- **Records**
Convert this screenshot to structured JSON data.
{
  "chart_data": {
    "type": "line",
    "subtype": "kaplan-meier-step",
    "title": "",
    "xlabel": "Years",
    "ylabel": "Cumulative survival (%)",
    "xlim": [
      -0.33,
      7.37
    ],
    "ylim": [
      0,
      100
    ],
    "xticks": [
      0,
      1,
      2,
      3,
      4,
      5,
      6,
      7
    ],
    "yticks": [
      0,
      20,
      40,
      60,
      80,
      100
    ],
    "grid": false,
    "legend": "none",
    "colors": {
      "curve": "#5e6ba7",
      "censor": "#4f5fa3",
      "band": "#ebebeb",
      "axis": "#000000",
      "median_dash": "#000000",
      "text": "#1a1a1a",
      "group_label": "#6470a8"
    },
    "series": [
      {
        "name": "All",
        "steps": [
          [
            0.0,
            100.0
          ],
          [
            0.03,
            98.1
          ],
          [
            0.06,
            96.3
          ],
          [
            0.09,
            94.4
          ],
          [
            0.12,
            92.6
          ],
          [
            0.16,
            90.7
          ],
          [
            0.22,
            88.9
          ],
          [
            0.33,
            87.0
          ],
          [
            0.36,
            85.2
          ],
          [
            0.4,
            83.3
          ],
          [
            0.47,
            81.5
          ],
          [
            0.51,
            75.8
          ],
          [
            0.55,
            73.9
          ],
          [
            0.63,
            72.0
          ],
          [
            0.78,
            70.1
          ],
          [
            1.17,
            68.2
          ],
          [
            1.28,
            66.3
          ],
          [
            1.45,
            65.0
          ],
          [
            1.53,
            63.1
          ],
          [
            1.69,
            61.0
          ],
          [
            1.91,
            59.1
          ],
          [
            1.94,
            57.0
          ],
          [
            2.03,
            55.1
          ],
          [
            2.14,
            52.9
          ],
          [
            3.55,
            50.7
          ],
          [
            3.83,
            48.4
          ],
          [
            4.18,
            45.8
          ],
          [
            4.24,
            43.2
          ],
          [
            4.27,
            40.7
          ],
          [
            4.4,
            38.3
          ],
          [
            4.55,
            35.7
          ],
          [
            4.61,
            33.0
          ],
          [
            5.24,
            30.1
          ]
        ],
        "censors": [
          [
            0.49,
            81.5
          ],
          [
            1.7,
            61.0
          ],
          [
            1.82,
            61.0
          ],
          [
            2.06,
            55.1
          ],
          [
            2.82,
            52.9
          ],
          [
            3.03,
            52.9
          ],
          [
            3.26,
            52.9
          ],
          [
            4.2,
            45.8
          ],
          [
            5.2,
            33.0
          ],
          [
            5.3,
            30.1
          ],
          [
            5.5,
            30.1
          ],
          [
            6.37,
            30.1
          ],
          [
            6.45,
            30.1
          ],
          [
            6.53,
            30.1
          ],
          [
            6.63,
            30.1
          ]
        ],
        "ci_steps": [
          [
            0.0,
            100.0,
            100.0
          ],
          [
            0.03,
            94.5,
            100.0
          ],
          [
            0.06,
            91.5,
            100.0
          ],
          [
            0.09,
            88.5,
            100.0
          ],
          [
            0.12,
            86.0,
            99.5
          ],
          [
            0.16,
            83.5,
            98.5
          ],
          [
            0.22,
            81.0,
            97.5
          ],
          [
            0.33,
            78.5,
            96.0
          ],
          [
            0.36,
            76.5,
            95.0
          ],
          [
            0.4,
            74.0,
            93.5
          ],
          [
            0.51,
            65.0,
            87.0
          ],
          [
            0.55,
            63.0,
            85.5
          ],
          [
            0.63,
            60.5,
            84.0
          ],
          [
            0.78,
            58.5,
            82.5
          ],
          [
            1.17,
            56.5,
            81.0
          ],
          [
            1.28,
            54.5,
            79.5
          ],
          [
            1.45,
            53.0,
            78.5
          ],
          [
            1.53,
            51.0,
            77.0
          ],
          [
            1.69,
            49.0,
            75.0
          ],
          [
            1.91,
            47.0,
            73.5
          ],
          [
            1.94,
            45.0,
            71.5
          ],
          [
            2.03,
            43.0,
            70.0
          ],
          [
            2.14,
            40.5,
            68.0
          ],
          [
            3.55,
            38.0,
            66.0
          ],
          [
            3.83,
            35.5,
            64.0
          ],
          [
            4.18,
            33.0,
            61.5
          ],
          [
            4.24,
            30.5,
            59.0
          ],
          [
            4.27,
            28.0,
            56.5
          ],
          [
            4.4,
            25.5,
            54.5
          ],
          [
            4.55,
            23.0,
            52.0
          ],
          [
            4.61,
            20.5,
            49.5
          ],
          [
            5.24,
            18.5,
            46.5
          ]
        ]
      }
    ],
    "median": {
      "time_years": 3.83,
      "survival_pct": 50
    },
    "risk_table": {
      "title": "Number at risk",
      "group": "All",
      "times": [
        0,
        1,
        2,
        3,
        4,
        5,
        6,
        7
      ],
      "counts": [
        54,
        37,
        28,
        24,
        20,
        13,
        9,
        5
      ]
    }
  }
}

- **What is expected**
Set all of the entries down again, exactly as they were given.

- **Output for this task**
Convert this screenshot to structured JSON data.
{
  "chart_data": {
    "type": "line",
    "subtype": "kaplan-meier-step",
    "title": "",
    "xlabel": "Years",
    "ylabel": "Cumulative survival (%)",
    "xlim": [
      -0.33,
      7.37
    ],
    "ylim": [
      0,
      100
    ],
    "xticks": [
      0,
      1,
      2,
      3,
      4,
      5,
      6,
      7
    ],
    "yticks": [
      0,
      20,
      40,
      60,
      80,
      100
    ],
    "grid": false,
    "legend": "none",
    "colors": {
      "curve": "#5e6ba7",
      "censor": "#4f5fa3",
      "band": "#ebebeb",
      "axis": "#000000",
      "median_dash": "#000000",
      "text": "#1a1a1a",
      "group_label": "#6470a8"
    },
    "series": [
      {
        "name": "All",
        "steps": [
          [
            0.0,
            100.0
          ],
          [
            0.03,
            98.1
          ],
          [
            0.06,
            96.3
          ],
          [
            0.09,
            94.4
          ],
          [
            0.12,
            92.6
          ],
          [
            0.16,
            90.7
          ],
          [
            0.22,
            88.9
          ],
          [
            0.33,
            87.0
          ],
          [
            0.36,
            85.2
          ],
          [
            0.4,
            83.3
          ],
          [
            0.47,
            81.5
          ],
          [
            0.51,
            75.8
          ],
          [
            0.55,
            73.9
          ],
          [
            0.63,
            72.0
          ],
          [
            0.78,
            70.1
          ],
          [
            1.17,
            68.2
          ],
          [
            1.28,
            66.3
          ],
          [
            1.45,
            65.0
          ],
          [
            1.53,
            63.1
          ],
          [
            1.69,
            61.0
          ],
          [
            1.91,
            59.1
          ],
          [
            1.94,
            57.0
          ],
          [
            2.03,
            55.1
          ],
          [
            2.14,
            52.9
          ],
          [
            3.55,
            50.7
          ],
          [
            3.83,
            48.4
          ],
          [
            4.18,
            45.8
          ],
          [
            4.24,
            43.2
          ],
          [
            4.27,
            40.7
          ],
          [
            4.4,
            38.3
          ],
          [
            4.55,
            35.7
          ],
          [
            4.61,
            33.0
          ],
          [
            5.24,
            30.1
          ]
        ],
        "censors": [
          [
            0.49,
            81.5
          ],
          [
            1.7,
            61.0
          ],
          [
            1.82,
            61.0
          ],
          [
            2.06,
            55.1
          ],
          [
            2.82,
            52.9
          ],
          [
            3.03,
            52.9
          ],
          [
            3.26,
            52.9
          ],
          [
            4.2,
            45.8
          ],
          [
            5.2,
            33.0
          ],
          [
            5.3,
            30.1
          ],
          [
            5.5,
            30.1
          ],
          [
            6.37,
            30.1
          ],
          [
            6.45,
            30.1
          ],
          [
            6.53,
            30.1
          ],
          [
            6.63,
            30.1
          ]
        ],
        "ci_steps": [
          [
            0.0,
            100.0,
            100.0
          ],
          [
            0.03,
            94.5,
            100.0
          ],
          [
            0.06,
            91.5,
            100.0
          ],
          [
            0.09,
            88.5,
            100.0
          ],
          [
            0.12,
            86.0,
            99.5
          ],
          [
            0.16,
            83.5,
            98.5
          ],
          [
            0.22,
            81.0,
            97.5
          ],
          [
            0.33,
            78.5,
            96.0
          ],
          [
            0.36,
            76.5,
            95.0
          ],
          [
            0.4,
            74.0,
            93.5
          ],
          [
            0.51,
            65.0,
            87.0
          ],
          [
            0.55,
            63.0,
            85.5
          ],
          [
            0.63,
            60.5,
            84.0
          ],
          [
            0.78,
            58.5,
            82.5
          ],
          [
            1.17,
            56.5,
            81.0
          ],
          [
            1.28,
            54.5,
            79.5
          ],
          [
            1.45,
            53.0,
            78.5
          ],
          [
            1.53,
            51.0,
            77.0
          ],
          [
            1.69,
            49.0,
            75.0
          ],
          [
            1.91,
            47.0,
            73.5
          ],
          [
            1.94,
            45.0,
            71.5
          ],
          [
            2.03,
            43.0,
            70.0
          ],
          [
            2.14,
            40.5,
            68.0
          ],
          [
            3.55,
            38.0,
            66.0
          ],
          [
            3.83,
            35.5,
            64.0
          ],
          [
            4.18,
            33.0,
            61.5
          ],
          [
            4.24,
            30.5,
            59.0
          ],
          [
            4.27,
            28.0,
            56.5
          ],
          [
            4.4,
            25.5,
            54.5
          ],
          [
            4.55,
            23.0,
            52.0
          ],
          [
            4.61,
            20.5,
            49.5
          ],
          [
            5.24,
            18.5,
            46.5
          ]
        ]
      }
    ],
    "median": {
      "time_years": 3.83,
      "survival_pct": 50
    },
    "risk_table": {
      "title": "Number at risk",
      "group": "All",
      "times": [
        0,
        1,
        2,
        3,
        4,
        5,
        6,
        7
      ],
      "counts": [
        54,
        37,
        28,
        24,
        20,
        13,
        9,
        5
      ]
    }
  }
}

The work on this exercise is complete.